• [Extracted material]:
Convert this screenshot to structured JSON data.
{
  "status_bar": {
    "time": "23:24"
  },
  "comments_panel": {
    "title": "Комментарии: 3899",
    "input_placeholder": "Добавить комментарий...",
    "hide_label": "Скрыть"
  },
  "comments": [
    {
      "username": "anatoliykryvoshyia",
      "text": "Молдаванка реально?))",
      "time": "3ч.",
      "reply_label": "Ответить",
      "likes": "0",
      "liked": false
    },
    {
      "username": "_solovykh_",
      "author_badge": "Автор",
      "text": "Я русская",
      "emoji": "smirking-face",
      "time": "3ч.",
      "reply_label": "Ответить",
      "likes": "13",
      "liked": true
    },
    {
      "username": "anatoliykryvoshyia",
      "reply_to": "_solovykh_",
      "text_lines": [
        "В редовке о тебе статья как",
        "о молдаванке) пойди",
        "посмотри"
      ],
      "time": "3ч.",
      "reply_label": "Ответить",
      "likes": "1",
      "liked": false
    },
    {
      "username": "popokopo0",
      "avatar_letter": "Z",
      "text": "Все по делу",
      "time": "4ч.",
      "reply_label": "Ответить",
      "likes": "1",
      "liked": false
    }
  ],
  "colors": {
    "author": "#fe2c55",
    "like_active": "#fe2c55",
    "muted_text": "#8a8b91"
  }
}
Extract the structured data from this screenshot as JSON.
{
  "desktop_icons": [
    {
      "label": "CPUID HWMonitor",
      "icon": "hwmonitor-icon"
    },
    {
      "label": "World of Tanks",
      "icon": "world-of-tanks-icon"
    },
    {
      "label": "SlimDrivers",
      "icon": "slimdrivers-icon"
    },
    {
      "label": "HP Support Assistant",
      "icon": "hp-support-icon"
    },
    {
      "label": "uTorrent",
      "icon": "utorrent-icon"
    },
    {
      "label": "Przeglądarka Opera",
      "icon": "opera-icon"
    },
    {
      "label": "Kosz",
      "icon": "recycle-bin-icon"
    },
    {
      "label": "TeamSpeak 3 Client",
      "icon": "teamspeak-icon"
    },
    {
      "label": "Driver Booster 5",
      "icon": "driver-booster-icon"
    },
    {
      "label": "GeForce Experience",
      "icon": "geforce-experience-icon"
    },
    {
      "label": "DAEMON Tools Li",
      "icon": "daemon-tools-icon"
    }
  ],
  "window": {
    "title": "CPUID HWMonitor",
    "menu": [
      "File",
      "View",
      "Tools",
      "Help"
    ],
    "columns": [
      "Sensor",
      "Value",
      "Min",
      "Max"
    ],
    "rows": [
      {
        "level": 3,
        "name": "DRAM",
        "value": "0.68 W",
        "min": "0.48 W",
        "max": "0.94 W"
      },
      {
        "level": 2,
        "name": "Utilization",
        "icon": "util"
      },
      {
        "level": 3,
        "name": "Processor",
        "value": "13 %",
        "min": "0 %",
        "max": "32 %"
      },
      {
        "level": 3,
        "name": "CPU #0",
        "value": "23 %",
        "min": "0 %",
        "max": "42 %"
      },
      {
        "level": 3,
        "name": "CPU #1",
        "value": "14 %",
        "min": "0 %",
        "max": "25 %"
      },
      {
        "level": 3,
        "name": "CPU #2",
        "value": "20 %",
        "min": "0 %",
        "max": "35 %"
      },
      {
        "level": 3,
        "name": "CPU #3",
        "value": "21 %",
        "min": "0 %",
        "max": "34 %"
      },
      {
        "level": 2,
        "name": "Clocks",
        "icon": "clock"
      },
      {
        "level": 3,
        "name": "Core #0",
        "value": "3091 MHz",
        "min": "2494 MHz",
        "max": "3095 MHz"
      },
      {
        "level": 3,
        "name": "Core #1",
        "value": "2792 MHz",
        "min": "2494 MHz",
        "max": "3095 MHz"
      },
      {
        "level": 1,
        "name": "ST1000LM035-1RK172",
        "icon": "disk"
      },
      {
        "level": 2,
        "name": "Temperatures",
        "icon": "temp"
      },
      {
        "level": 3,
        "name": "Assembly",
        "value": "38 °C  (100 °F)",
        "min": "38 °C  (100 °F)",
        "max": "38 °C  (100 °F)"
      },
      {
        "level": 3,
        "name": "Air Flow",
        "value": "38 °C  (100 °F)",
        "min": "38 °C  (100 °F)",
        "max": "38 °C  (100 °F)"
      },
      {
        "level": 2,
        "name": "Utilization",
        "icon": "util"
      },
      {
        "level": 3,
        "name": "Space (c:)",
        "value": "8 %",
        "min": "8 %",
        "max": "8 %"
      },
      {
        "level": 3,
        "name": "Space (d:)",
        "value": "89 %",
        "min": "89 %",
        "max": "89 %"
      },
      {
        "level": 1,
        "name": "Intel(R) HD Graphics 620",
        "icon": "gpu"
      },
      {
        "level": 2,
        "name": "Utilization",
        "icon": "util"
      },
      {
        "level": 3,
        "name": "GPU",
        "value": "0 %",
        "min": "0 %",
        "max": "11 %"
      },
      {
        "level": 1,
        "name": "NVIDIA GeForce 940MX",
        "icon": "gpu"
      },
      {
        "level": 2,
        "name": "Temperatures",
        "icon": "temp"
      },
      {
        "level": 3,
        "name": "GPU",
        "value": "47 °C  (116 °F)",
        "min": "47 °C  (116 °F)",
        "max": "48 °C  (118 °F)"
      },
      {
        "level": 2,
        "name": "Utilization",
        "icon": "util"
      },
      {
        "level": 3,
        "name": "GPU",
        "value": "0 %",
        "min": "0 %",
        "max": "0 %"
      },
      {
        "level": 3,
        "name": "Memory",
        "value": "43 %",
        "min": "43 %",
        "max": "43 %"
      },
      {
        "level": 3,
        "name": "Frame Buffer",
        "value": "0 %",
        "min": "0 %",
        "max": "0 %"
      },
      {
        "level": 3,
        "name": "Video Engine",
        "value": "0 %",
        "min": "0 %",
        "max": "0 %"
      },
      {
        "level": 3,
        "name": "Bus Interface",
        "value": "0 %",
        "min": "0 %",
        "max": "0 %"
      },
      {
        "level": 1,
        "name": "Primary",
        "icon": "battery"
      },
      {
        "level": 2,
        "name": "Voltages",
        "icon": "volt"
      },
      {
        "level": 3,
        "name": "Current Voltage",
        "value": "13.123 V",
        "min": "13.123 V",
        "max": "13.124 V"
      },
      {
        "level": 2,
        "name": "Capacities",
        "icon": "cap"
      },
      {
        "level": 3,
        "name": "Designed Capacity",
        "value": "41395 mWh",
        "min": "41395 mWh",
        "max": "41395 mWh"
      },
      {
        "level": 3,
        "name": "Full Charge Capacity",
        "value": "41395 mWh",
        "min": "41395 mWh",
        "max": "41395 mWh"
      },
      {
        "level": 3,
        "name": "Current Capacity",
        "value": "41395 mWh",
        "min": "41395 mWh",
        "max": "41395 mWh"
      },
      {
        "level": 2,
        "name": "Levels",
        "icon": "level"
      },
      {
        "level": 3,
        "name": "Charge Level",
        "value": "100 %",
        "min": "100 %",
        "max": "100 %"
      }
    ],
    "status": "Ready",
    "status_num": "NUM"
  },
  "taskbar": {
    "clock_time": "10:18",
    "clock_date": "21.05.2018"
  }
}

• [Given request]: Give every line of the material again, exactly as it reads.

• [Response]:
Convert this screenshot to structured JSON data.
{
  "status_bar": {
    "time": "23:24"
  },
  "comments_panel": {
    "title": "Комментарии: 3899",
    "input_placeholder": "Добавить комментарий...",
    "hide_label": "Скрыть"
  },
  "comments": [
    {
      "username": "anatoliykryvoshyia",
      "text": "Молдаванка реально?))",
      "time": "3ч.",
      "reply_label": "Ответить",
      "likes": "0",
      "liked": false
    },
    {
      "username": "_solovykh_",
      "author_badge": "Автор",
      "text": "Я русская",
      "emoji": "smirking-face",
      "time": "3ч.",
      "reply_label": "Ответить",
      "likes": "13",
      "liked": true
    },
    {
      "username": "anatoliykryvoshyia",
      "reply_to": "_solovykh_",
      "text_lines": [
        "В редовке о тебе статья как",
        "о молдаванке) пойди",
        "посмотри"
      ],
      "time": "3ч.",
      "reply_label": "Ответить",
      "likes": "1",
      "liked": false
    },
    {
      "username": "popokopo0",
      "avatar_letter": "Z",
      "text": "Все по делу",
      "time": "4ч.",
      "reply_label": "Ответить",
      "likes": "1",
      "liked": false
    }
  ],
  "colors": {
    "author": "#fe2c55",
    "like_active": "#fe2c55",
    "muted_text": "#8a8b91"
  }
}
Extract the structured data from this screenshot as JSON.
{
  "desktop_icons": [
    {
      "label": "CPUID HWMonitor",
      "icon": "hwmonitor-icon"
    },
    {
      "label": "World of Tanks",
      "icon": "world-of-tanks-icon"
    },
    {
      "label": "SlimDrivers",
      "icon": "slimdrivers-icon"
    },
    {
      "label": "HP Support Assistant",
      "icon": "hp-support-icon"
    },
    {
      "label": "uTorrent",
      "icon": "utorrent-icon"
    },
    {
      "label": "Przeglądarka Opera",
      "icon": "opera-icon"
    },
    {
      "label": "Kosz",
      "icon": "recycle-bin-icon"
    },
    {
      "label": "TeamSpeak 3 Client",
      "icon": "teamspeak-icon"
    },
    {
      "label": "Driver Booster 5",
      "icon": "driver-booster-icon"
    },
    {
      "label": "GeForce Experience",
      "icon": "geforce-experience-icon"
    },
    {
      "label": "DAEMON Tools Li",
      "icon": "daemon-tools-icon"
    }
  ],
  "window": {
    "title": "CPUID HWMonitor",
    "menu": [
      "File",
      "View",
      "Tools",
      "Help"
    ],
    "columns": [
      "Sensor",
      "Value",
      "Min",
      "Max"
    ],
    "rows": [
      {
        "level": 3,
        "name": "DRAM",
        "value": "0.68 W",
        "min": "0.48 W",
        "max": "0.94 W"
      },
      {
        "level": 2,
        "name": "Utilization",
        "icon": "util"
      },
      {
        "level": 3,
        "name": "Processor",
        "value": "13 %",
        "min": "0 %",
        "max": "32 %"
      },
      {
        "level": 3,
        "name": "CPU #0",
        "value": "23 %",
        "min": "0 %",
        "max": "42 %"
      },
      {
        "level": 3,
        "name": "CPU #1",
        "value": "14 %",
        "min": "0 %",
        "max": "25 %"
      },
      {
        "level": 3,
        "name": "CPU #2",
        "value": "20 %",
        "min": "0 %",
        "max": "35 %"
      },
      {
        "level": 3,
        "name": "CPU #3",
        "value": "21 %",
        "min": "0 %",
        "max": "34 %"
      },
      {
        "level": 2,
        "name": "Clocks",
        "icon": "clock"
      },
      {
        "level": 3,
        "name": "Core #0",
        "value": "3091 MHz",
        "min": "2494 MHz",
        "max": "3095 MHz"
      },
      {
        "level": 3,
        "name": "Core #1",
        "value": "2792 MHz",
        "min": "2494 MHz",
        "max": "3095 MHz"
      },
      {
        "level": 1,
        "name": "ST1000LM035-1RK172",
        "icon": "disk"
      },
      {
        "level": 2,
        "name": "Temperatures",
        "icon": "temp"
      },
      {
        "level": 3,
        "name": "Assembly",
        "value": "38 °C  (100 °F)",
        "min": "38 °C  (100 °F)",
        "max": "38 °C  (100 °F)"
      },
      {
        "level": 3,
        "name": "Air Flow",
        "value": "38 °C  (100 °F)",
        "min": "38 °C  (100 °F)",
        "max": "38 °C  (100 °F)"
      },
      {
        "level": 2,
        "name": "Utilization",
        "icon": "util"
      },
      {
        "level": 3,
        "name": "Space (c:)",
        "value": "8 %",
        "min": "8 %",
        "max": "8 %"
      },
      {
        "level": 3,
        "name": "Space (d:)",
        "value": "89 %",
        "min": "89 %",
        "max": "89 %"
      },
      {
        "level": 1,
        "name": "Intel(R) HD Graphics 620",
        "icon": "gpu"
      },
      {
        "level": 2,
        "name": "Utilization",
        "icon": "util"
      },
      {
        "level": 3,
        "name": "GPU",
        "value": "0 %",
        "min": "0 %",
        "max": "11 %"
      },
      {
        "level": 1,
        "name": "NVIDIA GeForce 940MX",
        "icon": "gpu"
      },
      {
        "level": 2,
        "name": "Temperatures",
        "icon": "temp"
      },
      {
        "level": 3,
        "name": "GPU",
        "value": "47 °C  (116 °F)",
        "min": "47 °C  (116 °F)",
        "max": "48 °C  (118 °F)"
      },
      {
        "level": 2,
        "name": "Utilization",
        "icon": "util"
      },
      {
        "level": 3,
        "name": "GPU",
        "value": "0 %",
        "min": "0 %",
        "max": "0 %"
      },
      {
        "level": 3,
        "name": "Memory",
        "value": "43 %",
        "min": "43 %",
        "max": "43 %"
      },
      {
        "level": 3,
        "name": "Frame Buffer",
        "value": "0 %",
        "min": "0 %",
        "max": "0 %"
      },
      {
        "level": 3,
        "name": "Video Engine",
        "value": "0 %",
        "min": "0 %",
        "max": "0 %"
      },
      {
        "level": 3,
        "name": "Bus Interface",
        "value": "0 %",
        "min": "0 %",
        "max": "0 %"
      },
      {
        "level": 1,
        "name": "Primary",
        "icon": "battery"
      },
      {
        "level": 2,
        "name": "Voltages",
        "icon": "volt"
      },
      {
        "level": 3,
        "name": "Current Voltage",
        "value": "13.123 V",
        "min": "13.123 V",
        "max": "13.124 V"
      },
      {
        "level": 2,
        "name": "Capacities",
        "icon": "cap"
      },
      {
        "level": 3,
        "name": "Designed Capacity",
        "value": "41395 mWh",
        "min": "41395 mWh",
        "max": "41395 mWh"
      },
      {
        "level": 3,
        "name": "Full Charge Capacity",
        "value": "41395 mWh",
        "min": "41395 mWh",
        "max": "41395 mWh"
      },
      {
        "level": 3,
        "name": "Current Capacity",
        "value": "41395 mWh",
        "min": "41395 mWh",
        "max": "41395 mWh"
      },
      {
        "level": 2,
        "name": "Levels",
        "icon": "level"
      },
      {
        "level": 3,
        "name": "Charge Level",
        "value": "100 %",
        "min": "100 %",
        "max": "100 %"
      }
    ],
    "status": "Ready",
    "status_num": "NUM"
  },
  "taskbar": {
    "clock_time": "10:18",
    "clock_date": "21.05.2018"
  }
}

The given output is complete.